## Directions for this task:
Make an exact copy of all the entries, but do not reproduce the pictures.

==============================

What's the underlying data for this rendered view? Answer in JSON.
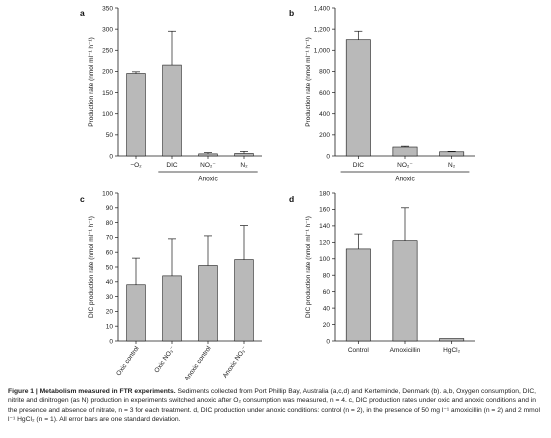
{
  "figure": {
    "caption": {
      "title": "Figure 1 | Metabolism measured in FTR experiments.",
      "body": " Sediments collected from Port Phillip Bay, Australia (a,c,d) and Kerteminde, Denmark (b). a,b, Oxygen consumption, DIC, nitrite and dinitrogen (as N) production in experiments switched anoxic after O₂ consumption was measured, n = 4. c, DIC production rates under oxic and anoxic conditions and in the presence and absence of nitrate, n = 3 for each treatment. d, DIC production under anoxic conditions: control (n = 2), in the presence of 50 mg l⁻¹ amoxicillin (n = 2) and 2 mmol l⁻¹ HgCl₂ (n = 1). All error bars are one standard deviation."
    }
  },
  "colors": {
    "bar_fill": "#b9b9b9",
    "bar_stroke": "#1a1a1a",
    "axis": "#1a1a1a"
  },
  "chart_data": [
    {
      "panel": "a",
      "type": "bar",
      "categories": [
        "−O₂",
        "DIC",
        "NO₂⁻",
        "N₂"
      ],
      "values": [
        195,
        215,
        5,
        6
      ],
      "errors": [
        4,
        80,
        3,
        5
      ],
      "ylabel": "Production rate (nmol ml⁻¹ h⁻¹)",
      "ylim": [
        0,
        350
      ],
      "yticks": [
        0,
        50,
        100,
        150,
        200,
        250,
        300,
        350
      ],
      "yticklabels": [
        "0",
        "50",
        "100",
        "150",
        "200",
        "250",
        "300",
        "350"
      ],
      "group_label": "Anoxic",
      "group_span": [
        1,
        3
      ],
      "rotate_xticks": false
    },
    {
      "panel": "b",
      "type": "bar",
      "categories": [
        "DIC",
        "NO₂⁻",
        "N₂"
      ],
      "values": [
        1100,
        85,
        40
      ],
      "errors": [
        80,
        8,
        4
      ],
      "ylabel": "Production rate (nmol ml⁻¹ h⁻¹)",
      "ylim": [
        0,
        1400
      ],
      "yticks": [
        0,
        200,
        400,
        600,
        800,
        1000,
        1200,
        1400
      ],
      "yticklabels": [
        "0",
        "200",
        "400",
        "600",
        "800",
        "1,000",
        "1,200",
        "1,400"
      ],
      "group_label": "Anoxic",
      "group_span": [
        0,
        2
      ],
      "rotate_xticks": false
    },
    {
      "panel": "c",
      "type": "bar",
      "categories": [
        "Oxic control",
        "Oxic NO₃⁻",
        "Anoxic control",
        "Anoxic NO₃⁻"
      ],
      "values": [
        38,
        44,
        51,
        55
      ],
      "errors": [
        18,
        25,
        20,
        23
      ],
      "ylabel": "DIC production rate (nmol ml⁻¹ h⁻¹)",
      "ylim": [
        0,
        100
      ],
      "yticks": [
        0,
        10,
        20,
        30,
        40,
        50,
        60,
        70,
        80,
        90,
        100
      ],
      "yticklabels": [
        "0",
        "10",
        "20",
        "30",
        "40",
        "50",
        "60",
        "70",
        "80",
        "90",
        "100"
      ],
      "group_label": "",
      "rotate_xticks": true
    },
    {
      "panel": "d",
      "type": "bar",
      "categories": [
        "Control",
        "Amoxicillin",
        "HgCl₂"
      ],
      "values": [
        112,
        122,
        3
      ],
      "errors": [
        18,
        40,
        0
      ],
      "ylabel": "DIC production rate (nmol ml⁻¹ h⁻¹)",
      "ylim": [
        0,
        180
      ],
      "yticks": [
        0,
        20,
        40,
        60,
        80,
        100,
        120,
        140,
        160,
        180
      ],
      "yticklabels": [
        "0",
        "20",
        "40",
        "60",
        "80",
        "100",
        "120",
        "140",
        "160",
        "180"
      ],
      "group_label": "",
      "rotate_xticks": false
    }
  ]
}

==============================

## Full output:
What's the underlying data for this rendered view? Answer in JSON.
{
  "figure": {
    "caption": {
      "title": "Figure 1 | Metabolism measured in FTR experiments.",
      "body": " Sediments collected from Port Phillip Bay, Australia (a,c,d) and Kerteminde, Denmark (b). a,b, Oxygen consumption, DIC, nitrite and dinitrogen (as N) production in experiments switched anoxic after O₂ consumption was measured, n = 4. c, DIC production rates under oxic and anoxic conditions and in the presence and absence of nitrate, n = 3 for each treatment. d, DIC production under anoxic conditions: control (n = 2), in the presence of 50 mg l⁻¹ amoxicillin (n = 2) and 2 mmol l⁻¹ HgCl₂ (n = 1). All error bars are one standard deviation."
    }
  },
  "colors": {
    "bar_fill": "#b9b9b9",
    "bar_stroke": "#1a1a1a",
    "axis": "#1a1a1a"
  },
  "chart_data": [
    {
      "panel": "a",
      "type": "bar",
      "categories": [
        "−O₂",
        "DIC",
        "NO₂⁻",
        "N₂"
      ],
      "values": [
        195,
        215,
        5,
        6
      ],
      "errors": [
        4,
        80,
        3,
        5
      ],
      "ylabel": "Production rate (nmol ml⁻¹ h⁻¹)",
      "ylim": [
        0,
        350
      ],
      "yticks": [
        0,
        50,
        100,
        150,
        200,
        250,
        300,
        350
      ],
      "yticklabels": [
        "0",
        "50",
        "100",
        "150",
        "200",
        "250",
        "300",
        "350"
      ],
      "group_label": "Anoxic",
      "group_span": [
        1,
        3
      ],
      "rotate_xticks": false
    },
    {
      "panel": "b",
      "type": "bar",
      "categories": [
        "DIC",
        "NO₂⁻",
        "N₂"
      ],
      "values": [
        1100,
        85,
        40
      ],
      "errors": [
        80,
        8,
        4
      ],
      "ylabel": "Production rate (nmol ml⁻¹ h⁻¹)",
      "ylim": [
        0,
        1400
      ],
      "yticks": [
        0,
        200,
        400,
        600,
        800,
        1000,
        1200,
        1400
      ],
      "yticklabels": [
        "0",
        "200",
        "400",
        "600",
        "800",
        "1,000",
        "1,200",
        "1,400"
      ],
      "group_label": "Anoxic",
      "group_span": [
        0,
        2
      ],
      "rotate_xticks": false
    },
    {
      "panel": "c",
      "type": "bar",
      "categories": [
        "Oxic control",
        "Oxic NO₃⁻",
        "Anoxic control",
        "Anoxic NO₃⁻"
      ],
      "values": [
        38,
        44,
        51,
        55
      ],
      "errors": [
        18,
        25,
        20,
        23
      ],
      "ylabel": "DIC production rate (nmol ml⁻¹ h⁻¹)",
      "ylim": [
        0,
        100
      ],
      "yticks": [
        0,
        10,
        20,
        30,
        40,
        50,
        60,
        70,
        80,
        90,
        100
      ],
      "yticklabels": [
        "0",
        "10",
        "20",
        "30",
        "40",
        "50",
        "60",
        "70",
        "80",
        "90",
        "100"
      ],
      "group_label": "",
      "rotate_xticks": true
    },
    {
      "panel": "d",
      "type": "bar",
      "categories": [
        "Control",
        "Amoxicillin",
        "HgCl₂"
      ],
      "values": [
        112,
        122,
        3
      ],
      "errors": [
        18,
        40,
        0
      ],
      "ylabel": "DIC production rate (nmol ml⁻¹ h⁻¹)",
      "ylim": [
        0,
        180
      ],
      "yticks": [
        0,
        20,
        40,
        60,
        80,
        100,
        120,
        140,
        160,
        180
      ],
      "yticklabels": [
        "0",
        "20",
        "40",
        "60",
        "80",
        "100",
        "120",
        "140",
        "160",
        "180"
      ],
      "group_label": "",
      "rotate_xticks": false
    }
  ]
}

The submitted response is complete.